Short exercise » Exactly as written, quote every line that follows, skipping the images.

Records provided »
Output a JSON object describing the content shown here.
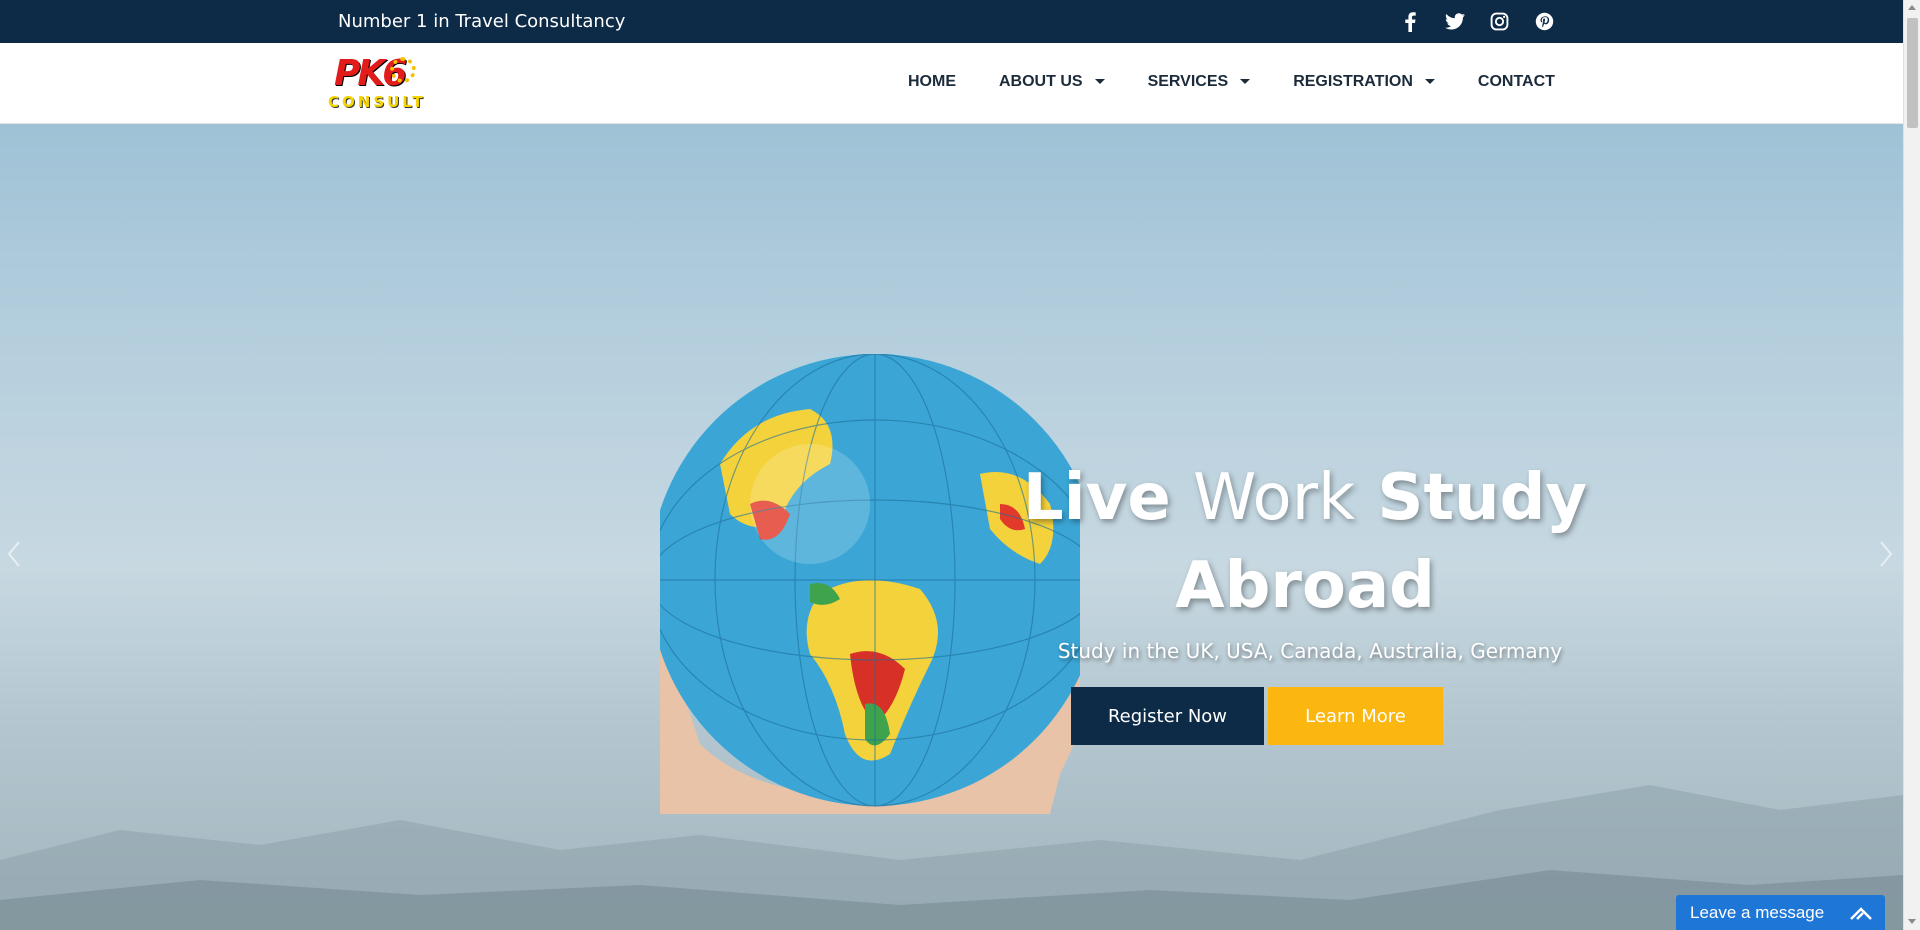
{
  "topbar": {
    "tagline": "Number 1 in Travel Consultancy",
    "social": [
      {
        "icon": "facebook-icon"
      },
      {
        "icon": "twitter-icon"
      },
      {
        "icon": "instagram-icon"
      },
      {
        "icon": "pinterest-icon"
      }
    ]
  },
  "logo": {
    "brand": "PK6",
    "sub": "CONSULT"
  },
  "nav": {
    "items": [
      {
        "label": "HOME",
        "dropdown": false
      },
      {
        "label": "ABOUT US",
        "dropdown": true
      },
      {
        "label": "SERVICES",
        "dropdown": true
      },
      {
        "label": "REGISTRATION",
        "dropdown": true
      },
      {
        "label": "CONTACT",
        "dropdown": false
      }
    ]
  },
  "hero": {
    "headline_word1": "Live",
    "headline_word2": "Work",
    "headline_word3": "Study",
    "headline_word4": "Abroad",
    "subtitle": "Study in the UK, USA, Canada, Australia, Germany",
    "register_label": "Register Now",
    "learn_label": "Learn More"
  },
  "chat": {
    "label": "Leave a message"
  },
  "colors": {
    "navy": "#0d2a47",
    "accent_yellow": "#fbb60f",
    "chat_blue": "#1e76d6"
  }
}
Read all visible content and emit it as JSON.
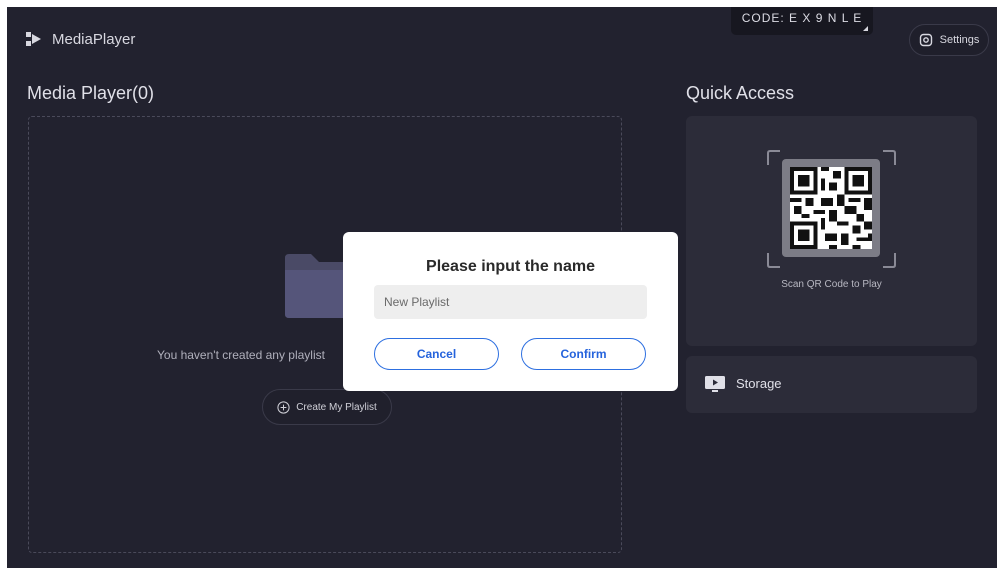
{
  "header": {
    "app_title": "MediaPlayer",
    "device_code": "CODE: E X 9 N L E",
    "settings_label": "Settings"
  },
  "main": {
    "section_title": "Media Player(0)",
    "empty_message": "You haven't created any playlist",
    "create_button_label": "Create My Playlist"
  },
  "quick_access": {
    "title": "Quick Access",
    "qr_caption": "Scan QR Code to Play",
    "storage_label": "Storage"
  },
  "dialog": {
    "title": "Please input the name",
    "input_placeholder": "New Playlist",
    "input_value": "",
    "cancel_label": "Cancel",
    "confirm_label": "Confirm"
  },
  "colors": {
    "background": "#22222f",
    "card": "#2c2c39",
    "accent": "#2563dc"
  },
  "icons": [
    "app-logo-icon",
    "settings-icon",
    "folder-icon",
    "plus-circle-icon",
    "qr-code-icon",
    "storage-monitor-icon"
  ]
}
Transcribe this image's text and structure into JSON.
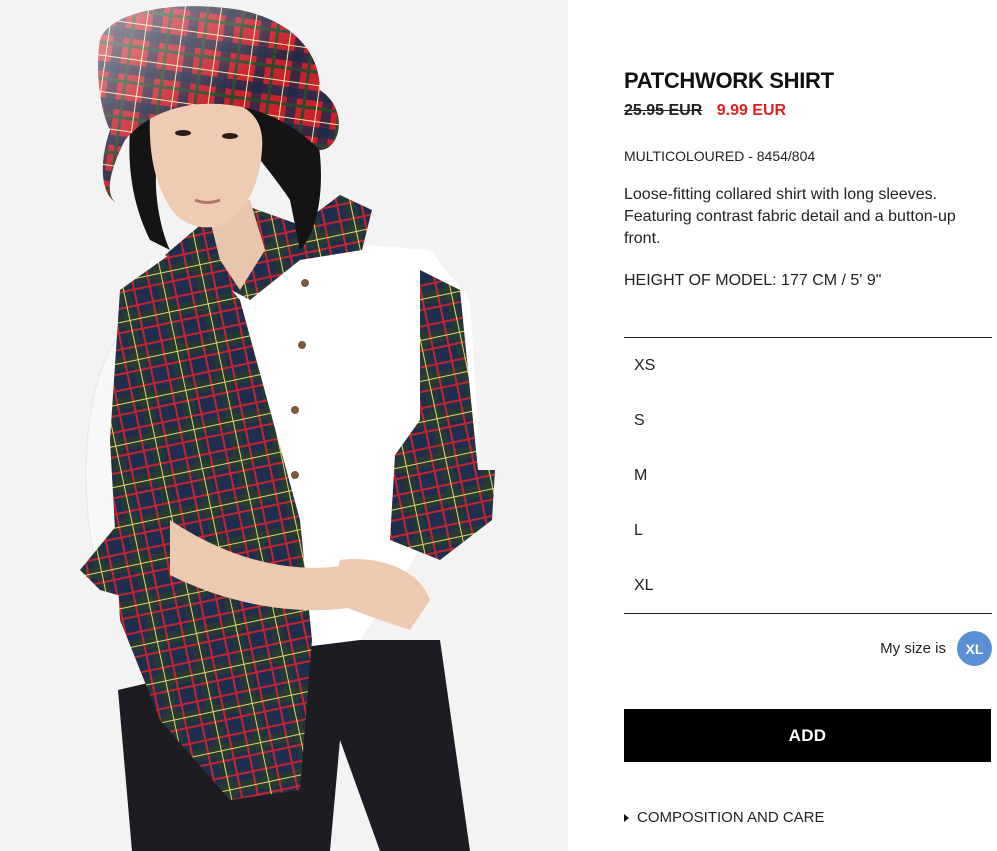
{
  "product": {
    "name": "PATCHWORK SHIRT",
    "price_old": "25.95 EUR",
    "price_new": "9.99 EUR",
    "color_ref": "MULTICOLOURED - 8454/804",
    "description": "Loose-fitting collared shirt with long sleeves. Featuring contrast fabric detail and a button-up front.",
    "model_height": "HEIGHT OF MODEL: 177 CM / 5' 9\""
  },
  "sizes": [
    "XS",
    "S",
    "M",
    "L",
    "XL"
  ],
  "my_size": {
    "label": "My size is",
    "value": "XL"
  },
  "actions": {
    "add_label": "ADD",
    "composition_label": "COMPOSITION AND CARE"
  },
  "icons": {
    "composition": "caret-right-icon"
  },
  "colors": {
    "sale_price": "#e02020",
    "add_button": "#000000",
    "size_badge": "#5a8fd4"
  }
}
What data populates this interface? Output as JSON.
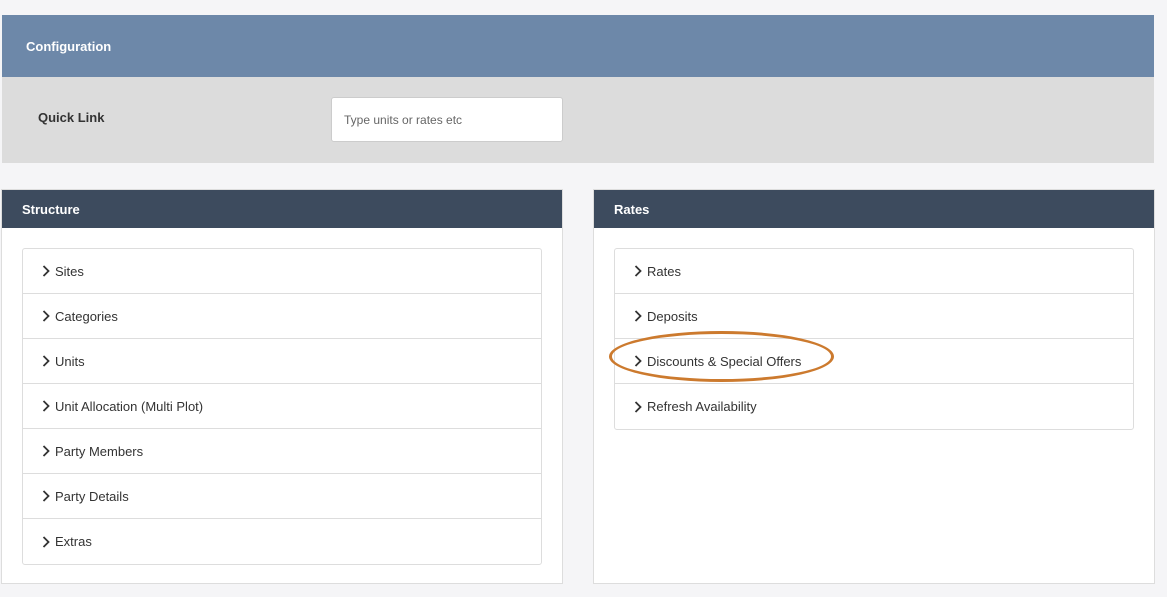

Expected answer »
Output a JSON object describing the content shown here.
{
  "topbar": {
    "tagline": "Number 1 in Travel Consultancy",
    "social": [
      {
        "icon": "facebook-icon"
      },
      {
        "icon": "twitter-icon"
      },
      {
        "icon": "instagram-icon"
      },
      {
        "icon": "pinterest-icon"
      }
    ]
  },
  "logo": {
    "brand": "PK6",
    "sub": "CONSULT"
  },
  "nav": {
    "items": [
      {
        "label": "HOME",
        "dropdown": false
      },
      {
        "label": "ABOUT US",
        "dropdown": true
      },
      {
        "label": "SERVICES",
        "dropdown": true
      },
      {
        "label": "REGISTRATION",
        "dropdown": true
      },
      {
        "label": "CONTACT",
        "dropdown": false
      }
    ]
  },
  "hero": {
    "headline_word1": "Live",
    "headline_word2": "Work",
    "headline_word3": "Study",
    "headline_word4": "Abroad",
    "subtitle": "Study in the UK, USA, Canada, Australia, Germany",
    "register_label": "Register Now",
    "learn_label": "Learn More"
  },
  "chat": {
    "label": "Leave a message"
  },
  "colors": {
    "navy": "#0d2a47",
    "accent_yellow": "#fbb60f",
    "chat_blue": "#1e76d6"
  }
}
Read all visible content and emit it as JSON.
{
  "header": {
    "app_title": "MediaPlayer",
    "device_code": "CODE: E X 9 N L E",
    "settings_label": "Settings"
  },
  "main": {
    "section_title": "Media Player(0)",
    "empty_message": "You haven't created any playlist",
    "create_button_label": "Create My Playlist"
  },
  "quick_access": {
    "title": "Quick Access",
    "qr_caption": "Scan QR Code to Play",
    "storage_label": "Storage"
  },
  "dialog": {
    "title": "Please input the name",
    "input_placeholder": "New Playlist",
    "input_value": "",
    "cancel_label": "Cancel",
    "confirm_label": "Confirm"
  },
  "colors": {
    "background": "#22222f",
    "card": "#2c2c39",
    "accent": "#2563dc"
  },
  "icons": [
    "app-logo-icon",
    "settings-icon",
    "folder-icon",
    "plus-circle-icon",
    "qr-code-icon",
    "storage-monitor-icon"
  ]
}
Transcribe this image's text and structure into JSON.
{
  "product": {
    "name": "PATCHWORK SHIRT",
    "price_old": "25.95 EUR",
    "price_new": "9.99 EUR",
    "color_ref": "MULTICOLOURED - 8454/804",
    "description": "Loose-fitting collared shirt with long sleeves. Featuring contrast fabric detail and a button-up front.",
    "model_height": "HEIGHT OF MODEL: 177 CM / 5' 9\""
  },
  "sizes": [
    "XS",
    "S",
    "M",
    "L",
    "XL"
  ],
  "my_size": {
    "label": "My size is",
    "value": "XL"
  },
  "actions": {
    "add_label": "ADD",
    "composition_label": "COMPOSITION AND CARE"
  },
  "icons": {
    "composition": "caret-right-icon"
  },
  "colors": {
    "sale_price": "#e02020",
    "add_button": "#000000",
    "size_badge": "#5a8fd4"
  }
}
What data populates this interface? Output as JSON.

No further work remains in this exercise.